Problem = Identify the lines holding "body" and copy them.

################

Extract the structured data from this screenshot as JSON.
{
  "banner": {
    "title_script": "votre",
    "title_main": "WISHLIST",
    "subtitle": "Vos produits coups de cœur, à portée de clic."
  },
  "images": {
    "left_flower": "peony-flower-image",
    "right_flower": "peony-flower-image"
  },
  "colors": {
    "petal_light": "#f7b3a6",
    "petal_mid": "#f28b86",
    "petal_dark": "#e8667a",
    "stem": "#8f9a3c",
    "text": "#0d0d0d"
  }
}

################

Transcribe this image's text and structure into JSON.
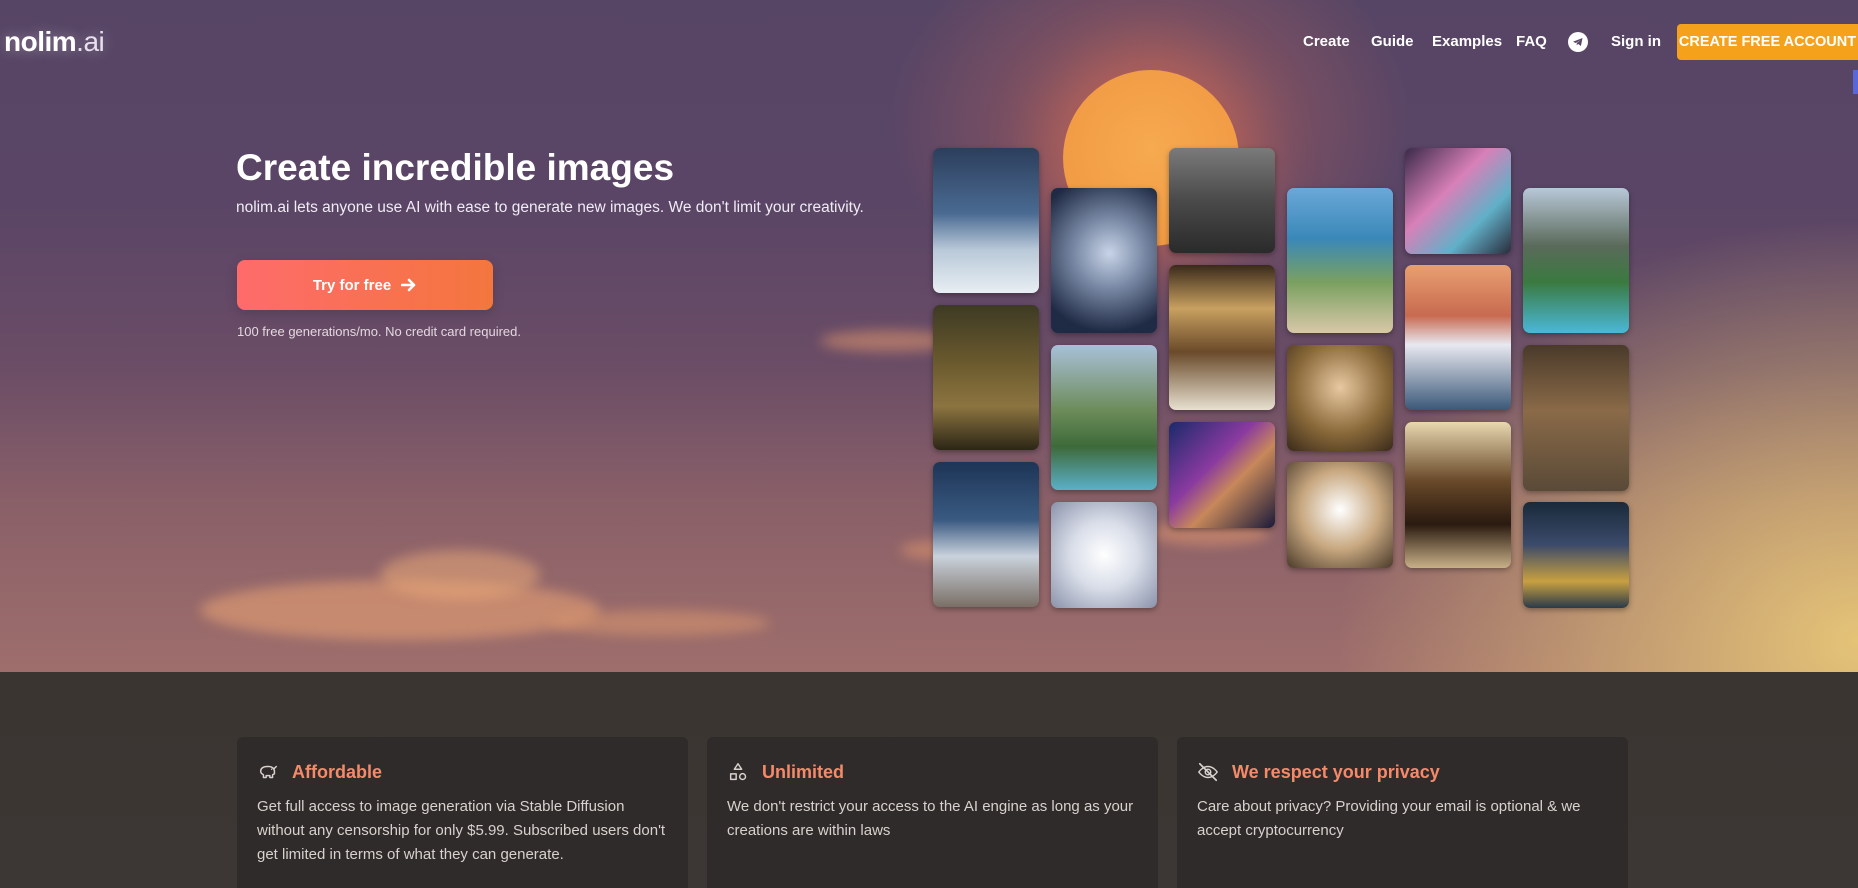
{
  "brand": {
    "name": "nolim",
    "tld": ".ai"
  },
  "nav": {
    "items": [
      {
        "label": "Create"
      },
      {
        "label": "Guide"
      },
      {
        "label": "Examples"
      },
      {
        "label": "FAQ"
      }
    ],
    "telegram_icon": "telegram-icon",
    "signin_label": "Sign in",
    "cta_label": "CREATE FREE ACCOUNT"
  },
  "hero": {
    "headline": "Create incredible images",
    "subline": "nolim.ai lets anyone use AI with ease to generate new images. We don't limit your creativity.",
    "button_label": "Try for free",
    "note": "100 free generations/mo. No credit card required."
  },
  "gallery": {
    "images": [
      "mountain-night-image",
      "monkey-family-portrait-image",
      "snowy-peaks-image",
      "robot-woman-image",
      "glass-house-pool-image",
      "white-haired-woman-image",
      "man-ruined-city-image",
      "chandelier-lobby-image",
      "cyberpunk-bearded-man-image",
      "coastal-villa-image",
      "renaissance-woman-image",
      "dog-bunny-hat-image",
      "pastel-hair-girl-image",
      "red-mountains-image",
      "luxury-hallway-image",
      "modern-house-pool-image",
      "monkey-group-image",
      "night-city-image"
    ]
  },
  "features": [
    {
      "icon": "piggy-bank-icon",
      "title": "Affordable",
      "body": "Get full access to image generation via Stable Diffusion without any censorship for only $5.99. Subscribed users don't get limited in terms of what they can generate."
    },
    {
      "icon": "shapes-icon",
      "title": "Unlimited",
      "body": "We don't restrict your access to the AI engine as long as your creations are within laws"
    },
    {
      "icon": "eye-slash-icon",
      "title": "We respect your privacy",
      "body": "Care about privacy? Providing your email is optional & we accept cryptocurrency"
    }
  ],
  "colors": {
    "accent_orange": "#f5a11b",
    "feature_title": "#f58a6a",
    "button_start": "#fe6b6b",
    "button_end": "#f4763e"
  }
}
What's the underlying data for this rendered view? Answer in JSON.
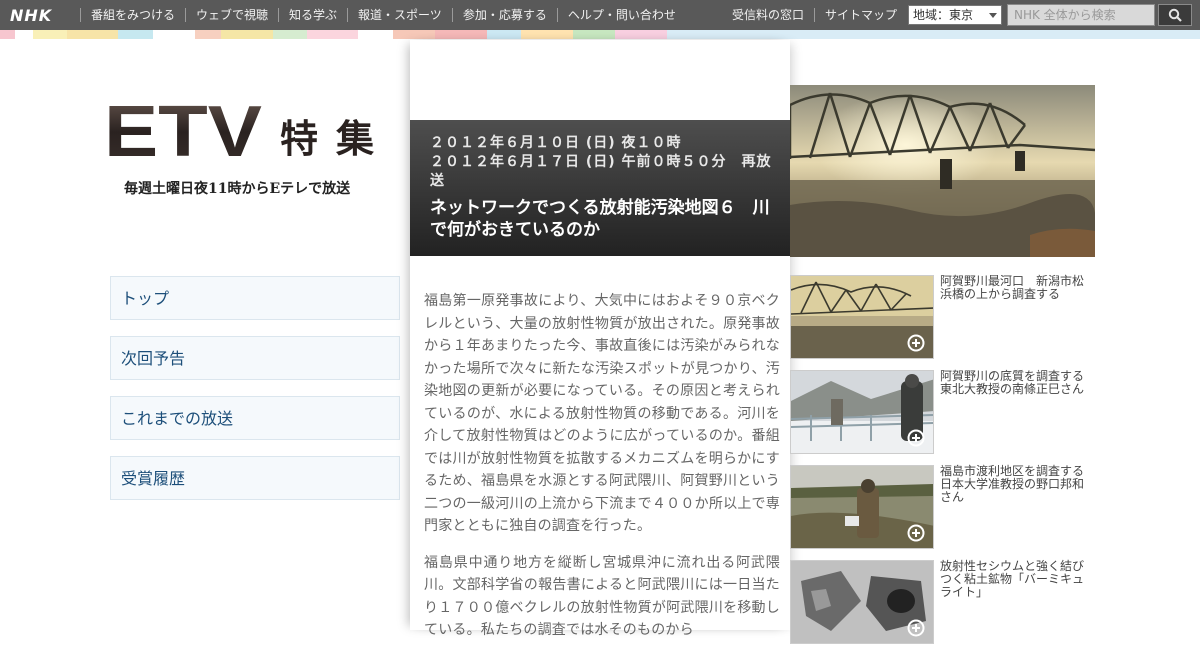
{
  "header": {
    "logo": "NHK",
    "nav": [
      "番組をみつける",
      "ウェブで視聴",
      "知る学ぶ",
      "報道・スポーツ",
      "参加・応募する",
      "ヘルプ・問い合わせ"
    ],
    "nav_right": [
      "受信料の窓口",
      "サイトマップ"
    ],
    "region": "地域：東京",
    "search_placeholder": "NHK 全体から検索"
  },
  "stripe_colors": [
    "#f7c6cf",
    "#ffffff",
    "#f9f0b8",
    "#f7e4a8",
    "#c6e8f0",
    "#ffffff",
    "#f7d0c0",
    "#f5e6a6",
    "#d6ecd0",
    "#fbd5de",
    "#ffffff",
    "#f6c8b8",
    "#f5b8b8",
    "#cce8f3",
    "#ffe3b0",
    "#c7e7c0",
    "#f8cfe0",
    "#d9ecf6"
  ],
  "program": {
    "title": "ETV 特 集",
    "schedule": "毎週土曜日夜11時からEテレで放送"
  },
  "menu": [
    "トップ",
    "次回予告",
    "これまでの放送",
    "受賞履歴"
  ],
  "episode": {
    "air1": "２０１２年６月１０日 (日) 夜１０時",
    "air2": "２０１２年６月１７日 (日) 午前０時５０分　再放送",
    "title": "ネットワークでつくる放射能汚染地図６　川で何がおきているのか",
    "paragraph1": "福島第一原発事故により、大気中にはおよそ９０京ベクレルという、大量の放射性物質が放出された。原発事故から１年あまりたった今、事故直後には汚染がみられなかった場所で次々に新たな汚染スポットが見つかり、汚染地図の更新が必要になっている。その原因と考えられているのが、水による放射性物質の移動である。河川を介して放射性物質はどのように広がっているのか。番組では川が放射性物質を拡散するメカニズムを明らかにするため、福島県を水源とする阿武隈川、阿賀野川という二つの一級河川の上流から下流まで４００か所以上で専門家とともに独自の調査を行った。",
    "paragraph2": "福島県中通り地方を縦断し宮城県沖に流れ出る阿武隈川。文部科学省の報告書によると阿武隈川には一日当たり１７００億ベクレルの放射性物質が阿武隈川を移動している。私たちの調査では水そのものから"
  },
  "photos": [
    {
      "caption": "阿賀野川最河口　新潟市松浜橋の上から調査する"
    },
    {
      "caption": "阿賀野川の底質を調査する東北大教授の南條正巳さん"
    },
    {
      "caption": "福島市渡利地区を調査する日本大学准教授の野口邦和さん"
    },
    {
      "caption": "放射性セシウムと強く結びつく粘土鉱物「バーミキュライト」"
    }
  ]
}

################

Exercise solution =
      "body": "Get full access to image generation via Stable Diffusion without any censorship for only $5.99. Subscribed users don't get limited in terms of what they can generate."
      "body": "We don't restrict your access to the AI engine as long as your creations are within laws"
      "body": "Care about privacy? Providing your email is optional & we accept cryptocurrency"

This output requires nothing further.